▸ **Work instructions**
Every line of the listing must be reproduced as it stands. Leave the images behind.

▸ **Recorded data**
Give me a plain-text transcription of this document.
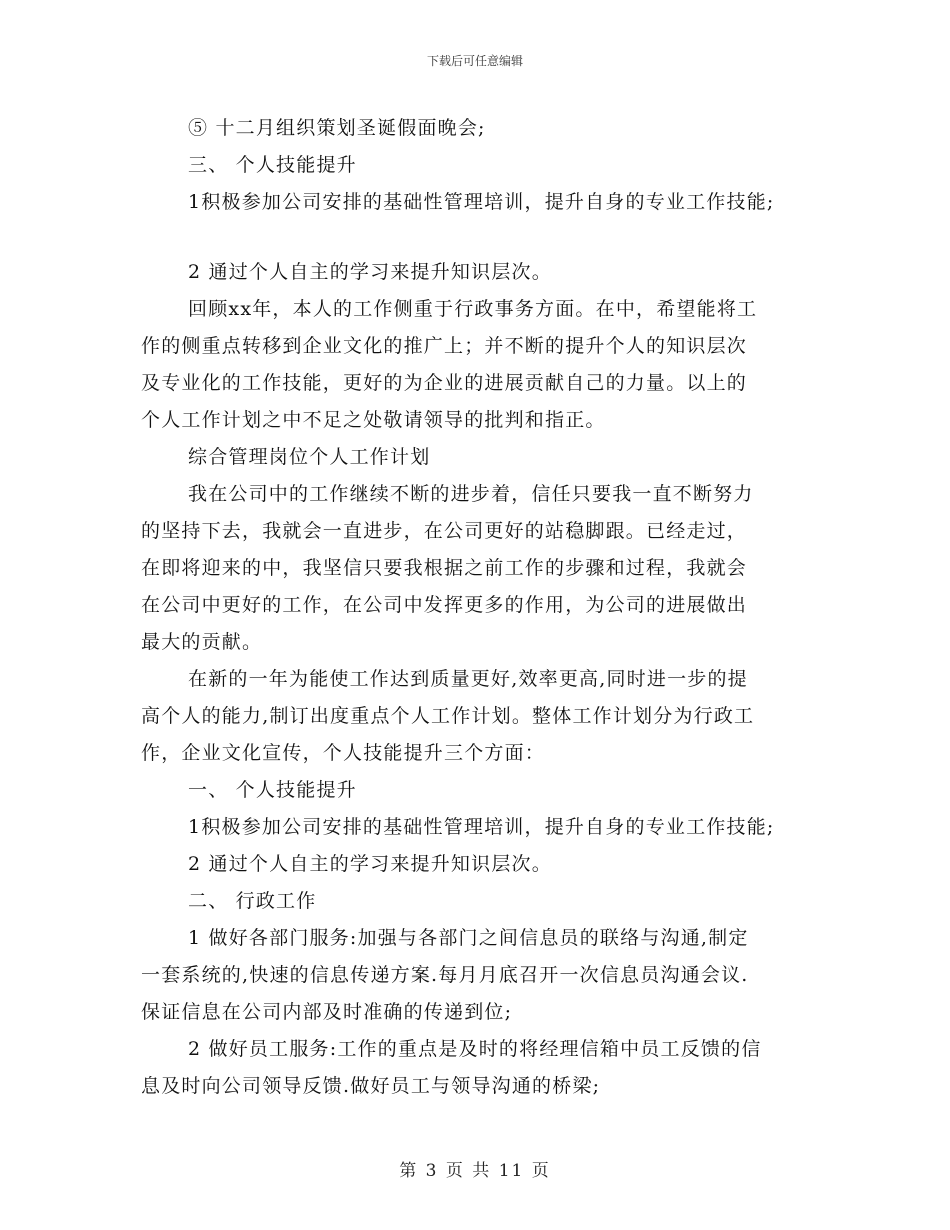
下载后可任意编辑
⑤ 十二月组织策划圣诞假面晚会;
三、 个人技能提升
1积极参加公司安排的基础性管理培训，提升自身的专业工作技能;
2 通过个人自主的学习来提升知识层次。
回顾xx年，本人的工作侧重于行政事务方面。在中，希望能将工
作的侧重点转移到企业文化的推广上；并不断的提升个人的知识层次
及专业化的工作技能，更好的为企业的进展贡献自己的力量。以上的
个人工作计划之中不足之处敬请领导的批判和指正。
综合管理岗位个人工作计划
我在公司中的工作继续不断的进步着，信任只要我一直不断努力
的坚持下去，我就会一直进步，在公司更好的站稳脚跟。已经走过，
在即将迎来的中，我坚信只要我根据之前工作的步骤和过程，我就会
在公司中更好的工作，在公司中发挥更多的作用，为公司的进展做出
最大的贡献。
在新的一年为能使工作达到质量更好,效率更高,同时进一步的提
高个人的能力,制订出度重点个人工作计划。整体工作计划分为行政工
作，企业文化宣传，个人技能提升三个方面：
一、 个人技能提升
1积极参加公司安排的基础性管理培训，提升自身的专业工作技能;
2 通过个人自主的学习来提升知识层次。
二、 行政工作
1 做好各部门服务:加强与各部门之间信息员的联络与沟通,制定
一套系统的,快速的信息传递方案.每月月底召开一次信息员沟通会议.
保证信息在公司内部及时准确的传递到位;
2 做好员工服务:工作的重点是及时的将经理信箱中员工反馈的信
息及时向公司领导反馈.做好员工与领导沟通的桥梁;
第 3 页 共 11 页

▸ **Full answer**
Give me a plain-text transcription of this document.
下载后可任意编辑
⑤ 十二月组织策划圣诞假面晚会;
三、 个人技能提升
1积极参加公司安排的基础性管理培训，提升自身的专业工作技能;
2 通过个人自主的学习来提升知识层次。
回顾xx年，本人的工作侧重于行政事务方面。在中，希望能将工
作的侧重点转移到企业文化的推广上；并不断的提升个人的知识层次
及专业化的工作技能，更好的为企业的进展贡献自己的力量。以上的
个人工作计划之中不足之处敬请领导的批判和指正。
综合管理岗位个人工作计划
我在公司中的工作继续不断的进步着，信任只要我一直不断努力
的坚持下去，我就会一直进步，在公司更好的站稳脚跟。已经走过，
在即将迎来的中，我坚信只要我根据之前工作的步骤和过程，我就会
在公司中更好的工作，在公司中发挥更多的作用，为公司的进展做出
最大的贡献。
在新的一年为能使工作达到质量更好,效率更高,同时进一步的提
高个人的能力,制订出度重点个人工作计划。整体工作计划分为行政工
作，企业文化宣传，个人技能提升三个方面：
一、 个人技能提升
1积极参加公司安排的基础性管理培训，提升自身的专业工作技能;
2 通过个人自主的学习来提升知识层次。
二、 行政工作
1 做好各部门服务:加强与各部门之间信息员的联络与沟通,制定
一套系统的,快速的信息传递方案.每月月底召开一次信息员沟通会议.
保证信息在公司内部及时准确的传递到位;
2 做好员工服务:工作的重点是及时的将经理信箱中员工反馈的信
息及时向公司领导反馈.做好员工与领导沟通的桥梁;
第 3 页 共 11 页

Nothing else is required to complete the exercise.